((

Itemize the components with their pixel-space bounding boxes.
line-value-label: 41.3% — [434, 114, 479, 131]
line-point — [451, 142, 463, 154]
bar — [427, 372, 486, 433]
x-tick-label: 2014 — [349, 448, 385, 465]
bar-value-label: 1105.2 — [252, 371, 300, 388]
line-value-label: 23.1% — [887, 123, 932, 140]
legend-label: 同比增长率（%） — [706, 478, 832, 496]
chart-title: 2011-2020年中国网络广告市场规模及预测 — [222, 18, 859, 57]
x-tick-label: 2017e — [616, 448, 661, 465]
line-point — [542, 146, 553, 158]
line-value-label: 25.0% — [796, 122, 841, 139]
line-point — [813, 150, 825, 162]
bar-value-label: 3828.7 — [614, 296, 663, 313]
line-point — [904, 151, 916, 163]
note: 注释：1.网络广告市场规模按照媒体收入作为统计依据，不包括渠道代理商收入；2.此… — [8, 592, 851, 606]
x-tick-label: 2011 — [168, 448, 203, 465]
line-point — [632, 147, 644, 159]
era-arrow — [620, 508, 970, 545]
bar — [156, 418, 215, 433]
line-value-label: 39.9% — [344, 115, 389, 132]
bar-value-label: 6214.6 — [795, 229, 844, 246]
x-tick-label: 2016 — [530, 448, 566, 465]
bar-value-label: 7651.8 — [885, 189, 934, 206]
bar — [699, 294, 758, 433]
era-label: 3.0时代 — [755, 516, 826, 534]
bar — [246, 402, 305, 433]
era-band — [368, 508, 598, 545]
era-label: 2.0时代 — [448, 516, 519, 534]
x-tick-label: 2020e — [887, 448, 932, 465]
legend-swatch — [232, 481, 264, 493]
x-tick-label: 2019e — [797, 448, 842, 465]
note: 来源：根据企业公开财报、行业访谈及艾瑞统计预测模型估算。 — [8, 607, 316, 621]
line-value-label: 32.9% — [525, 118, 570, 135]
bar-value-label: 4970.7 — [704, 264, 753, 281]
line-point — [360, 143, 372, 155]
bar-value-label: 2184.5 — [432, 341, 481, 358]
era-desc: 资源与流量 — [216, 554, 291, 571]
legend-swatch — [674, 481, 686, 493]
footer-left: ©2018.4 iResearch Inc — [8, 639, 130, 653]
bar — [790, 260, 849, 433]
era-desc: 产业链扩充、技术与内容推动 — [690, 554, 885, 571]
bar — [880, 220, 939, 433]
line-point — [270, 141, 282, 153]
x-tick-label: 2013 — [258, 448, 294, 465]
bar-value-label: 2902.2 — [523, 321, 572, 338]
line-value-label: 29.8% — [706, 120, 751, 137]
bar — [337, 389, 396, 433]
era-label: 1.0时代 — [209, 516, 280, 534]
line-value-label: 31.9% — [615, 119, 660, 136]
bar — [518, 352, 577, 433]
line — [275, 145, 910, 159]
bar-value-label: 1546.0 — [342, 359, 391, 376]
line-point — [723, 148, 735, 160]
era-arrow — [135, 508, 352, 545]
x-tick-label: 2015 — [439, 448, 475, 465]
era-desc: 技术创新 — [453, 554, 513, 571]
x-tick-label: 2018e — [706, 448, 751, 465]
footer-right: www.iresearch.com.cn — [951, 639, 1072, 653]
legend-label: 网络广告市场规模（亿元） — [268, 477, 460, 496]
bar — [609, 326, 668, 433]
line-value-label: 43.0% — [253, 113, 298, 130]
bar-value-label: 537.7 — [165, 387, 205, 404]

))

REQUIREMENTS:
Render every line of the item above as a JSON list of strings, one string per line, omitting any blank lines.

OUTPUT OF THE EXERCISE:
[
  "Itemize the components with their pixel-space bounding boxes.",
  "line-value-label: 41.3% — [434, 114, 479, 131]",
  "line-point — [451, 142, 463, 154]",
  "bar — [427, 372, 486, 433]",
  "x-tick-label: 2014 — [349, 448, 385, 465]",
  "bar-value-label: 1105.2 — [252, 371, 300, 388]",
  "line-value-label: 23.1% — [887, 123, 932, 140]",
  "legend-label: 同比增长率（%） — [706, 478, 832, 496]",
  "chart-title: 2011-2020年中国网络广告市场规模及预测 — [222, 18, 859, 57]",
  "x-tick-label: 2017e — [616, 448, 661, 465]",
  "line-point — [542, 146, 553, 158]",
  "line-value-label: 25.0% — [796, 122, 841, 139]",
  "line-point — [813, 150, 825, 162]",
  "bar-value-label: 3828.7 — [614, 296, 663, 313]",
  "line-point — [904, 151, 916, 163]",
  "note: 注释：1.网络广告市场规模按照媒体收入作为统计依据，不包括渠道代理商收入；2.此… — [8, 592, 851, 606]",
  "x-tick-label: 2011 — [168, 448, 203, 465]",
  "line-point — [632, 147, 644, 159]",
  "era-arrow — [620, 508, 970, 545]",
  "bar — [156, 418, 215, 433]",
  "line-value-label: 39.9% — [344, 115, 389, 132]",
  "bar-value-label: 6214.6 — [795, 229, 844, 246]",
  "x-tick-label: 2016 — [530, 448, 566, 465]",
  "bar-value-label: 7651.8 — [885, 189, 934, 206]",
  "bar — [699, 294, 758, 433]",
  "era-label: 3.0时代 — [755, 516, 826, 534]",
  "bar — [246, 402, 305, 433]",
  "era-band — [368, 508, 598, 545]",
  "era-label: 2.0时代 — [448, 516, 519, 534]",
  "x-tick-label: 2020e — [887, 448, 932, 465]",
  "legend-swatch — [232, 481, 264, 493]",
  "x-tick-label: 2019e — [797, 448, 842, 465]",
  "note: 来源：根据企业公开财报、行业访谈及艾瑞统计预测模型估算。 — [8, 607, 316, 621]",
  "line-value-label: 32.9% — [525, 118, 570, 135]",
  "bar-value-label: 4970.7 — [704, 264, 753, 281]",
  "line-point — [360, 143, 372, 155]",
  "bar-value-label: 2184.5 — [432, 341, 481, 358]",
  "era-desc: 资源与流量 — [216, 554, 291, 571]",
  "legend-swatch — [674, 481, 686, 493]",
  "footer-left: ©2018.4 iResearch Inc — [8, 639, 130, 653]",
  "bar — [790, 260, 849, 433]",
  "era-desc: 产业链扩充、技术与内容推动 — [690, 554, 885, 571]",
  "bar — [880, 220, 939, 433]",
  "line-point — [270, 141, 282, 153]",
  "x-tick-label: 2013 — [258, 448, 294, 465]",
  "bar-value-label: 2902.2 — [523, 321, 572, 338]",
  "line-value-label: 29.8% — [706, 120, 751, 137]",
  "bar — [337, 389, 396, 433]",
  "era-label: 1.0时代 — [209, 516, 280, 534]",
  "line-value-label: 31.9% — [615, 119, 660, 136]",
  "bar — [518, 352, 577, 433]",
  "line — [275, 145, 910, 159]",
  "bar-value-label: 1546.0 — [342, 359, 391, 376]",
  "line-point — [723, 148, 735, 160]",
  "era-arrow — [135, 508, 352, 545]",
  "x-tick-label: 2015 — [439, 448, 475, 465]",
  "era-desc: 技术创新 — [453, 554, 513, 571]",
  "x-tick-label: 2018e — [706, 448, 751, 465]",
  "footer-right: www.iresearch.com.cn — [951, 639, 1072, 653]",
  "legend-label: 网络广告市场规模（亿元） — [268, 477, 460, 496]",
  "bar — [609, 326, 668, 433]",
  "line-value-label: 43.0% — [253, 113, 298, 130]",
  "bar-value-label: 537.7 — [165, 387, 205, 404]"
]